**Data records:**
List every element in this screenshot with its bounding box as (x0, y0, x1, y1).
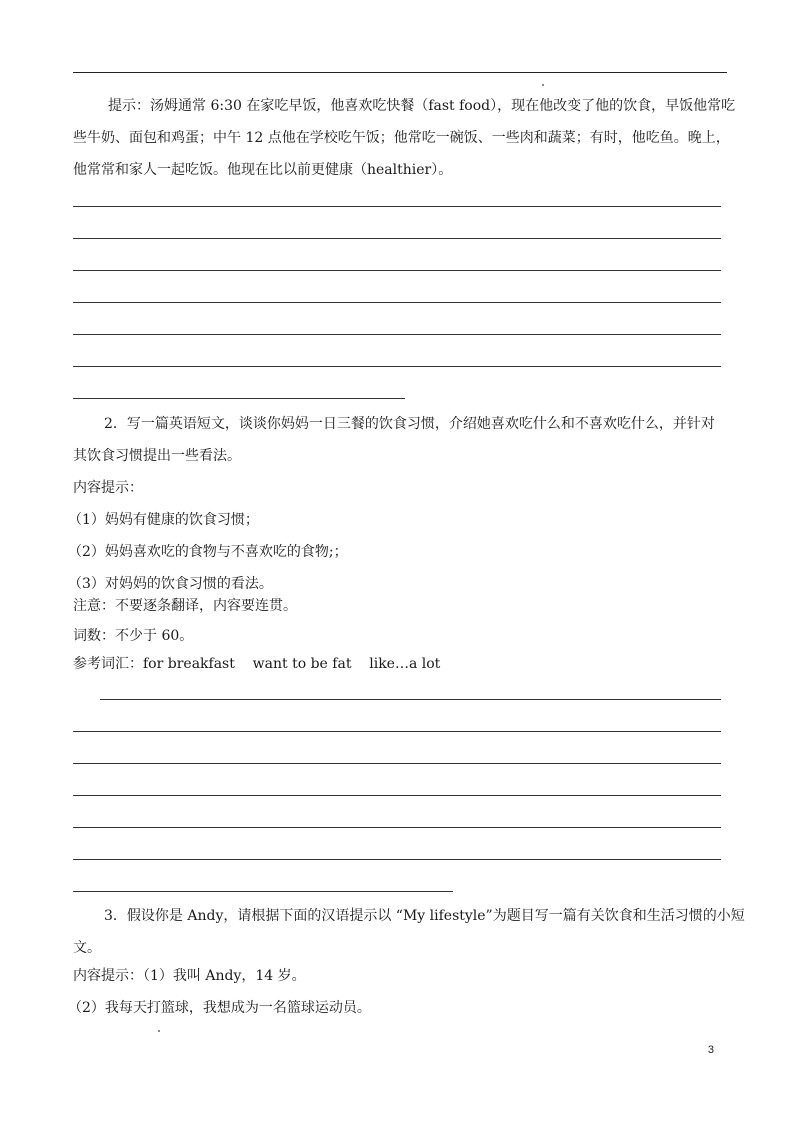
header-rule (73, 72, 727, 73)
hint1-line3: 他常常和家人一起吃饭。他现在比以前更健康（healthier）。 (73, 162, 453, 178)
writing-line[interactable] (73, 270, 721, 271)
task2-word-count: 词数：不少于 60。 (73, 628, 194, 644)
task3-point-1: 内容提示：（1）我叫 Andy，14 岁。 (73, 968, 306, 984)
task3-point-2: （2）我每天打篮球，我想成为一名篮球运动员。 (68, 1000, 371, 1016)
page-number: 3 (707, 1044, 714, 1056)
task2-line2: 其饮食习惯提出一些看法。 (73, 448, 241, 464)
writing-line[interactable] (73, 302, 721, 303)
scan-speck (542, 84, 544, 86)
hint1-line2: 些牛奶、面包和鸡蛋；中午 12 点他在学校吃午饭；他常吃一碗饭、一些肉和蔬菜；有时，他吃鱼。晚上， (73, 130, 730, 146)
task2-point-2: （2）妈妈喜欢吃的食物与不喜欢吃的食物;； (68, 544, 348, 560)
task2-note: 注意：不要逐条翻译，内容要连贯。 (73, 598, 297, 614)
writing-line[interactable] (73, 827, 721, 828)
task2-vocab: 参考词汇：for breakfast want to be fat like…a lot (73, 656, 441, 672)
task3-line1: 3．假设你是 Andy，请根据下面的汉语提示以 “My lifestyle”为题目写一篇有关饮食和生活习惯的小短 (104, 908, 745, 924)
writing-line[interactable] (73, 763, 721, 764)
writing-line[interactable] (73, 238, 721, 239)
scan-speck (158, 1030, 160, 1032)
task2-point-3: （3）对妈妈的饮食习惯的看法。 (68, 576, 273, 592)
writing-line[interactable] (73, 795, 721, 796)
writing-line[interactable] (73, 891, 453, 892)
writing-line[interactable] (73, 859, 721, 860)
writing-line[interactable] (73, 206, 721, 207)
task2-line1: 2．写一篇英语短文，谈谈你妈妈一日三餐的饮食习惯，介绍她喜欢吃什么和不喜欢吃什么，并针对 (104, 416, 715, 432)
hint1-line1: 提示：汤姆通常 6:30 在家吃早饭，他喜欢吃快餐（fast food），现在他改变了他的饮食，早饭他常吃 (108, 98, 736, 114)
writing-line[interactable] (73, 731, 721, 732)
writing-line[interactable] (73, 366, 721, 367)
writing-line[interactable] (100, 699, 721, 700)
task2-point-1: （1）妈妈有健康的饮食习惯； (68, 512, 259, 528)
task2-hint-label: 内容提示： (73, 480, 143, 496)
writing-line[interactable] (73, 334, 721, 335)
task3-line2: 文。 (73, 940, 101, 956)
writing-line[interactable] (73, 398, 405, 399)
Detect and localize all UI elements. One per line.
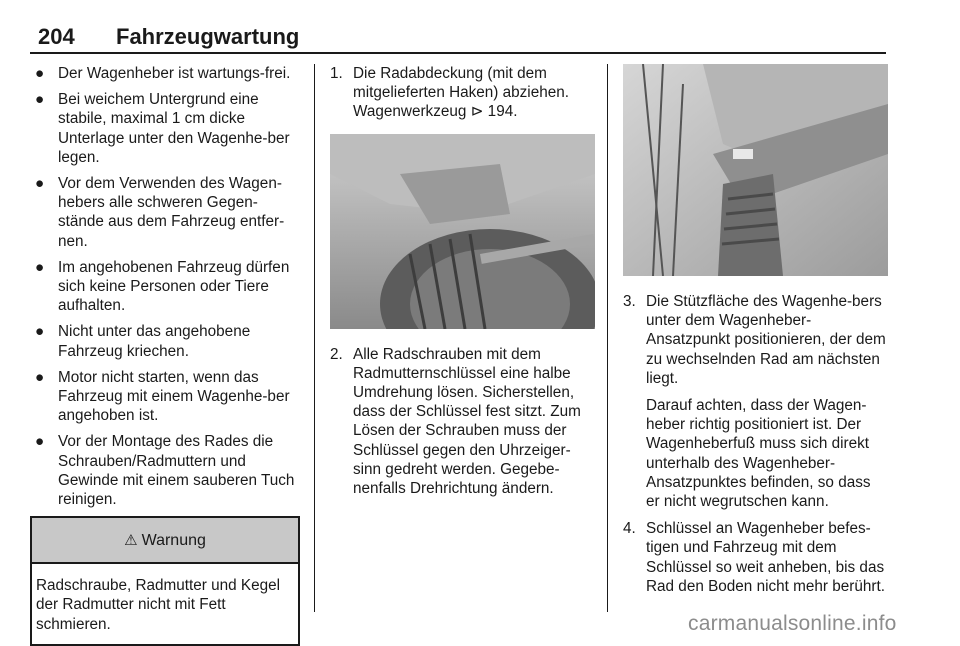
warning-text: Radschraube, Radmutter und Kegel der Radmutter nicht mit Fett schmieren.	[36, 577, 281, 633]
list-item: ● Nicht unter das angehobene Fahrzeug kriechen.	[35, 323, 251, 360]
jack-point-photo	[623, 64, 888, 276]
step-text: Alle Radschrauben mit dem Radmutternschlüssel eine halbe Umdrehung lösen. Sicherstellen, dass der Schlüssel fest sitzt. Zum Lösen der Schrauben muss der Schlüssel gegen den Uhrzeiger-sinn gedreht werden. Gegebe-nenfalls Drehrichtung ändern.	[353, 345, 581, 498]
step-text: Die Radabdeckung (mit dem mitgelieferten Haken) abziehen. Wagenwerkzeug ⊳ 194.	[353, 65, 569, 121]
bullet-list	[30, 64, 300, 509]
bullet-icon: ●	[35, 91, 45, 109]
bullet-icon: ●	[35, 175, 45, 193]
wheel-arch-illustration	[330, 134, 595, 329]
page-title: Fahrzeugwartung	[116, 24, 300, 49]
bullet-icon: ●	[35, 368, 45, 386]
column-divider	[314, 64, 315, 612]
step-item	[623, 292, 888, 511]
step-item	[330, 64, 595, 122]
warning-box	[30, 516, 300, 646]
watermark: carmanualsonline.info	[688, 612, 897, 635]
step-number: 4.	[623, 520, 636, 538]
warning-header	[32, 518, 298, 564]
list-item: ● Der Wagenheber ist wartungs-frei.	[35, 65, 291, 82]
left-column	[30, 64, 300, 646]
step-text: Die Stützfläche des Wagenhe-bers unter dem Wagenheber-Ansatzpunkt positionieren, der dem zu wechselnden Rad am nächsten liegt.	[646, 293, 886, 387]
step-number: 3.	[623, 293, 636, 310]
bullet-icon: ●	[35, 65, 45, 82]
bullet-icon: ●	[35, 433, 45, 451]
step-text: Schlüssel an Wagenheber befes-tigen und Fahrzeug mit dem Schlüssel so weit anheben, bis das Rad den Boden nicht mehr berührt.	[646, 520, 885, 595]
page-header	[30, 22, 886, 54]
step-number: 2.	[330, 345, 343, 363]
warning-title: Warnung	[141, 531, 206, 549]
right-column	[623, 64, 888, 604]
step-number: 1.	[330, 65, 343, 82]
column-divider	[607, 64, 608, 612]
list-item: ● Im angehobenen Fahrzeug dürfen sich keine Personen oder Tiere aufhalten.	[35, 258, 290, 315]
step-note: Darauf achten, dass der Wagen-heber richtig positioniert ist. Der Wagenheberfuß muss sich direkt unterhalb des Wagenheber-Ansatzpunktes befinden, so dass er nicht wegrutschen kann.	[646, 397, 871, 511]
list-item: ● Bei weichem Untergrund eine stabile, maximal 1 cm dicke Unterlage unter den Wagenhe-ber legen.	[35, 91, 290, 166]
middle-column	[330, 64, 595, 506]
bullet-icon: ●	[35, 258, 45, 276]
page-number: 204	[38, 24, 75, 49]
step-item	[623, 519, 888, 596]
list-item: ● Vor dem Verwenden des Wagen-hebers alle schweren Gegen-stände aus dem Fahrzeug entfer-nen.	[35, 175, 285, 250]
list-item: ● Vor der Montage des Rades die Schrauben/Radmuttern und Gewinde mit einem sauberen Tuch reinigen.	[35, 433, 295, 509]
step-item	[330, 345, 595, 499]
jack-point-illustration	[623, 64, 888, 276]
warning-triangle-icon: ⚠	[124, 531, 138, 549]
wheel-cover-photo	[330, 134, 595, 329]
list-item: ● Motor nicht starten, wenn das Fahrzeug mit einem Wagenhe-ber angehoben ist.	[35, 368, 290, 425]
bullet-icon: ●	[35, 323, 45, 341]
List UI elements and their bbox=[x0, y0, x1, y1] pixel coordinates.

**Task directions:**
From the data above, extract the lines starting at the one containing "header-rule (73, 72, 727, 73)" and ending at the one containing "task3-point-1: 内容提示：（1）我叫 Andy，14", and reproduce them verbatim, including both of those lines.

**Task result:**
header-rule (73, 72, 727, 73)
hint1-line3: 他常常和家人一起吃饭。他现在比以前更健康（healthier）。 (73, 162, 453, 178)
writing-line[interactable] (73, 270, 721, 271)
task2-word-count: 词数：不少于 60。 (73, 628, 194, 644)
task3-point-1: 内容提示：（1）我叫 Andy，14 岁。 (73, 968, 306, 984)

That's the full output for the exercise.